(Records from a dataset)
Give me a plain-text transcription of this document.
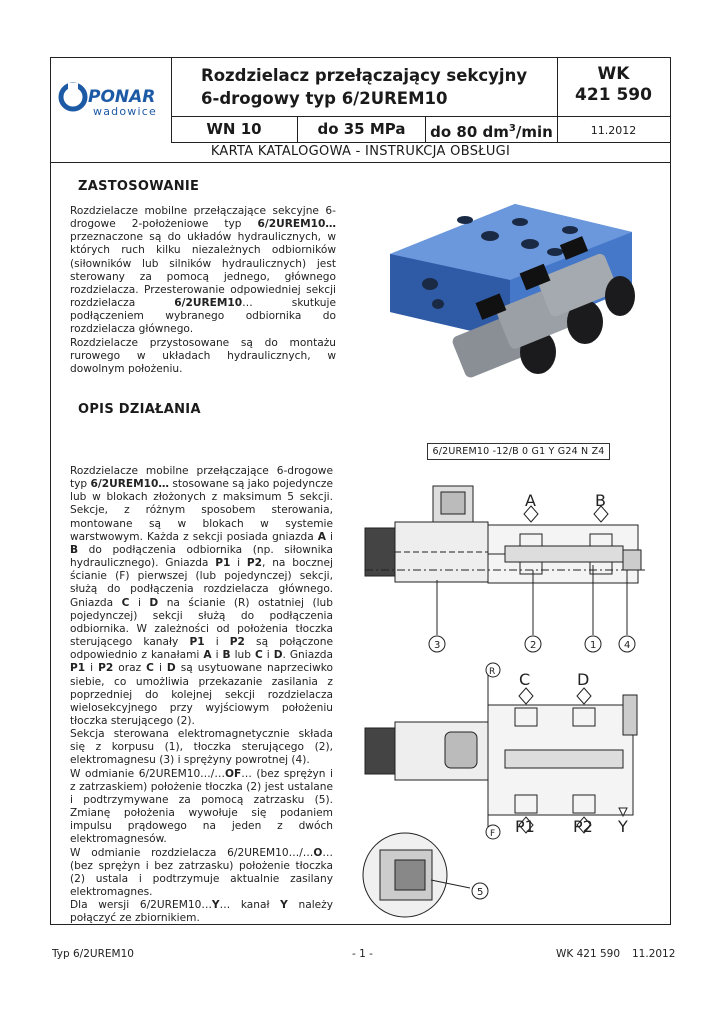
PONAR
wadowice
Rozdzielacz przełączający sekcyjny
6-drogowy typ 6/2UREM10
WK
421 590
WN 10	do 35 MPa	do 80 $dm^3/\min$	11.2012
KARTA KATALOGOWA - INSTRUKCJA OBSŁUGI
ZASTOSOWANIE

Rozdzielacze mobilne przełączające sekcyjne 6-drogowe 2-położeniowe typ 6/2UREM10… przeznaczone są do układów hydraulicznych, w których ruch kilku niezależnych odbiorników (siłowników lub silników hydraulicznych) jest sterowany za pomocą jednego, głównego rozdzielacza. Przesterowanie odpowiedniej sekcji rozdzielacza 6/2UREM10… skutkuje podłączeniem wybranego odbiornika do rozdzielacza głównego.

Rozdzielacze przystosowane są do montażu rurowego w układach hydraulicznych, w dowolnym położeniu.

OPIS DZIAŁANIA

Rozdzielacze mobilne przełączające 6-drogowe typ 6/2UREM10… stosowane są jako pojedyncze lub w blokach złożonych z maksimum 5 sekcji. Sekcje, z różnym sposobem sterowania, montowane są w blokach w systemie warstwowym. Każda z sekcji posiada gniazda A i B do podłączenia odbiornika (np. siłownika hydraulicznego). Gniazda P1 i P2, na bocznej ścianie (F) pierwszej (lub pojedynczej) sekcji, służą do podłączenia rozdzielacza głównego. Gniazda C i D na ścianie (R) ostatniej (lub pojedynczej) sekcji służą do podłączenia odbiornika. W zależności od położenia tłoczka sterującego kanały P1 i P2 są połączone odpowiednio z kanałami A i B lub C i D. Gniazda P1 i P2 oraz C i D są usytuowane naprzeciwko siebie, co umożliwia przekazanie zasilania z poprzedniej do kolejnej sekcji rozdzielacza wielosekcyjnego przy wyjściowym położeniu tłoczka sterującego (2).

Sekcja sterowana elektromagnetycznie składa się z korpusu (1), tłoczka sterującego (2), elektromagnesu (3) i sprężyny powrotnej (4).

W odmianie 6/2UREM10…/…OF… (bez sprężyn i z zatrzaskiem) położenie tłoczka (2) jest ustalane i podtrzymywane za pomocą zatrzasku (5). Zmianę położenia wywołuje się podaniem impulsu prądowego na jeden z dwóch elektromagnesów.

W odmianie rozdzielacza 6/2UREM10…/…O… (bez sprężyn i bez zatrzasku) położenie tłoczka (2) ustala i podtrzymuje aktualnie zasilany elektromagnes.

Dla wersji 6/2UREM10…Y… kanał Y należy połączyć ze zbiornikiem.

6/2UREM10 -12/B 0 G1 Y G24 N Z4
A	B
C	D
P1 P2 Y
3	2	1	4
R
F
5
Typ 6/2UREM10	- 1 -	WK 421 590 11.2012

- [Stated task]: Return to the listing above and set it down exactly, leaving out its pictures.

- [The answer]:
Give me a plain-text transcription of this document.
PONAR
wadowice
Rozdzielacz przełączający sekcyjny
6-drogowy typ 6/2UREM10
WK
421 590
WN 10	do 35 MPa	do 80 $dm^3/\min$	11.2012
KARTA KATALOGOWA - INSTRUKCJA OBSŁUGI
ZASTOSOWANIE

Rozdzielacze mobilne przełączające sekcyjne 6-drogowe 2-położeniowe typ 6/2UREM10… przeznaczone są do układów hydraulicznych, w których ruch kilku niezależnych odbiorników (siłowników lub silników hydraulicznych) jest sterowany za pomocą jednego, głównego rozdzielacza. Przesterowanie odpowiedniej sekcji rozdzielacza 6/2UREM10… skutkuje podłączeniem wybranego odbiornika do rozdzielacza głównego.

Rozdzielacze przystosowane są do montażu rurowego w układach hydraulicznych, w dowolnym położeniu.

OPIS DZIAŁANIA

Rozdzielacze mobilne przełączające 6-drogowe typ 6/2UREM10… stosowane są jako pojedyncze lub w blokach złożonych z maksimum 5 sekcji. Sekcje, z różnym sposobem sterowania, montowane są w blokach w systemie warstwowym. Każda z sekcji posiada gniazda A i B do podłączenia odbiornika (np. siłownika hydraulicznego). Gniazda P1 i P2, na bocznej ścianie (F) pierwszej (lub pojedynczej) sekcji, służą do podłączenia rozdzielacza głównego. Gniazda C i D na ścianie (R) ostatniej (lub pojedynczej) sekcji służą do podłączenia odbiornika. W zależności od położenia tłoczka sterującego kanały P1 i P2 są połączone odpowiednio z kanałami A i B lub C i D. Gniazda P1 i P2 oraz C i D są usytuowane naprzeciwko siebie, co umożliwia przekazanie zasilania z poprzedniej do kolejnej sekcji rozdzielacza wielosekcyjnego przy wyjściowym położeniu tłoczka sterującego (2).

Sekcja sterowana elektromagnetycznie składa się z korpusu (1), tłoczka sterującego (2), elektromagnesu (3) i sprężyny powrotnej (4).

W odmianie 6/2UREM10…/…OF… (bez sprężyn i z zatrzaskiem) położenie tłoczka (2) jest ustalane i podtrzymywane za pomocą zatrzasku (5). Zmianę położenia wywołuje się podaniem impulsu prądowego na jeden z dwóch elektromagnesów.

W odmianie rozdzielacza 6/2UREM10…/…O… (bez sprężyn i bez zatrzasku) położenie tłoczka (2) ustala i podtrzymuje aktualnie zasilany elektromagnes.

Dla wersji 6/2UREM10…Y… kanał Y należy połączyć ze zbiornikiem.

6/2UREM10 -12/B 0 G1 Y G24 N Z4
A	B
C	D
P1 P2 Y
3	2	1	4
R
F
5
Typ 6/2UREM10	- 1 -	WK 421 590 11.2012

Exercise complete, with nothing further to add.